Repeat, exactly and completely, the entries shown underneath.

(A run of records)

= = =

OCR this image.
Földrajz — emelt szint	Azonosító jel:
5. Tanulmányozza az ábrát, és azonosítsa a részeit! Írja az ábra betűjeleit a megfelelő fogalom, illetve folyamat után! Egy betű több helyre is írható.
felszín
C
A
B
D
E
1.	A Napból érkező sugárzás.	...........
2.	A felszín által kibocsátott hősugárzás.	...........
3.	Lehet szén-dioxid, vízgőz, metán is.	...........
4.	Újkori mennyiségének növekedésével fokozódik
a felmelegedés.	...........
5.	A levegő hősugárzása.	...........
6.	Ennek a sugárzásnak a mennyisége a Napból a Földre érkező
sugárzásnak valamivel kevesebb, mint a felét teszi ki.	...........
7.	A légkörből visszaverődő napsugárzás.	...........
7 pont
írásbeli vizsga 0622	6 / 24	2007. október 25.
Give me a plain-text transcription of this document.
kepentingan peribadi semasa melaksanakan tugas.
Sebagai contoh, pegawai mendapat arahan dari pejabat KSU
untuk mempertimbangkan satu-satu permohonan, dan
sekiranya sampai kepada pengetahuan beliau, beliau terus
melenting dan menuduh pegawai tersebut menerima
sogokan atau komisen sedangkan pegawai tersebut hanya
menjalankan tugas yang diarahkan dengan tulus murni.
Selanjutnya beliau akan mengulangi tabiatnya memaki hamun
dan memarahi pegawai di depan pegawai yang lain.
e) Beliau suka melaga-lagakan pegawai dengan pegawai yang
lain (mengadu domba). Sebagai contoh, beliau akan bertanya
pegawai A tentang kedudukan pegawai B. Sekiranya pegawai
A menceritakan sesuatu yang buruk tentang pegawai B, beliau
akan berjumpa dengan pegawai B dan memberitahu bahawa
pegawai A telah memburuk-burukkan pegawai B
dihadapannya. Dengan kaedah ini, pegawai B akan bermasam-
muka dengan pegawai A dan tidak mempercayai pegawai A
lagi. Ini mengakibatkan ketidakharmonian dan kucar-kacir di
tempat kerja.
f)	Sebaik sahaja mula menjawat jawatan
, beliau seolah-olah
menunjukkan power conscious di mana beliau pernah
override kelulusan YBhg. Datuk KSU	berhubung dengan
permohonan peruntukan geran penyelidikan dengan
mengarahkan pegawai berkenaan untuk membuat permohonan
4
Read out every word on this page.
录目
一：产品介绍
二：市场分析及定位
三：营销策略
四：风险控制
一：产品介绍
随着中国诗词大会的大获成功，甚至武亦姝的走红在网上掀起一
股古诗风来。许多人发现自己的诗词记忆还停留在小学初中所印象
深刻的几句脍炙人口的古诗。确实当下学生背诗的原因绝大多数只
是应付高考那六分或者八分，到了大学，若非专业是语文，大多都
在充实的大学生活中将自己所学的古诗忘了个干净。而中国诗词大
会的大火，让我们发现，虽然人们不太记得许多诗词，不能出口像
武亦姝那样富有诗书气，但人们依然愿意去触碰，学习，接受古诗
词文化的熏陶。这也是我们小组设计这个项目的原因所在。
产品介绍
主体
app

= = =

- _Result of the task_
OCR this image.
Földrajz — emelt szint	Azonosító jel:
5. Tanulmányozza az ábrát, és azonosítsa a részeit! Írja az ábra betűjeleit a megfelelő fogalom, illetve folyamat után! Egy betű több helyre is írható.
felszín
C
A
B
D
E
1.	A Napból érkező sugárzás.	...........
2.	A felszín által kibocsátott hősugárzás.	...........
3.	Lehet szén-dioxid, vízgőz, metán is.	...........
4.	Újkori mennyiségének növekedésével fokozódik
a felmelegedés.	...........
5.	A levegő hősugárzása.	...........
6.	Ennek a sugárzásnak a mennyisége a Napból a Földre érkező
sugárzásnak valamivel kevesebb, mint a felét teszi ki.	...........
7.	A légkörből visszaverődő napsugárzás.	...........
7 pont
írásbeli vizsga 0622	6 / 24	2007. október 25.
Give me a plain-text transcription of this document.
kepentingan peribadi semasa melaksanakan tugas.
Sebagai contoh, pegawai mendapat arahan dari pejabat KSU
untuk mempertimbangkan satu-satu permohonan, dan
sekiranya sampai kepada pengetahuan beliau, beliau terus
melenting dan menuduh pegawai tersebut menerima
sogokan atau komisen sedangkan pegawai tersebut hanya
menjalankan tugas yang diarahkan dengan tulus murni.
Selanjutnya beliau akan mengulangi tabiatnya memaki hamun
dan memarahi pegawai di depan pegawai yang lain.
e) Beliau suka melaga-lagakan pegawai dengan pegawai yang
lain (mengadu domba). Sebagai contoh, beliau akan bertanya
pegawai A tentang kedudukan pegawai B. Sekiranya pegawai
A menceritakan sesuatu yang buruk tentang pegawai B, beliau
akan berjumpa dengan pegawai B dan memberitahu bahawa
pegawai A telah memburuk-burukkan pegawai B
dihadapannya. Dengan kaedah ini, pegawai B akan bermasam-
muka dengan pegawai A dan tidak mempercayai pegawai A
lagi. Ini mengakibatkan ketidakharmonian dan kucar-kacir di
tempat kerja.
f)	Sebaik sahaja mula menjawat jawatan
, beliau seolah-olah
menunjukkan power conscious di mana beliau pernah
override kelulusan YBhg. Datuk KSU	berhubung dengan
permohonan peruntukan geran penyelidikan dengan
mengarahkan pegawai berkenaan untuk membuat permohonan
4
Read out every word on this page.
录目
一：产品介绍
二：市场分析及定位
三：营销策略
四：风险控制
一：产品介绍
随着中国诗词大会的大获成功，甚至武亦姝的走红在网上掀起一
股古诗风来。许多人发现自己的诗词记忆还停留在小学初中所印象
深刻的几句脍炙人口的古诗。确实当下学生背诗的原因绝大多数只
是应付高考那六分或者八分，到了大学，若非专业是语文，大多都
在充实的大学生活中将自己所学的古诗忘了个干净。而中国诗词大
会的大火，让我们发现，虽然人们不太记得许多诗词，不能出口像
武亦姝那样富有诗书气，但人们依然愿意去触碰，学习，接受古诗
词文化的熏陶。这也是我们小组设计这个项目的原因所在。
产品介绍
主体
app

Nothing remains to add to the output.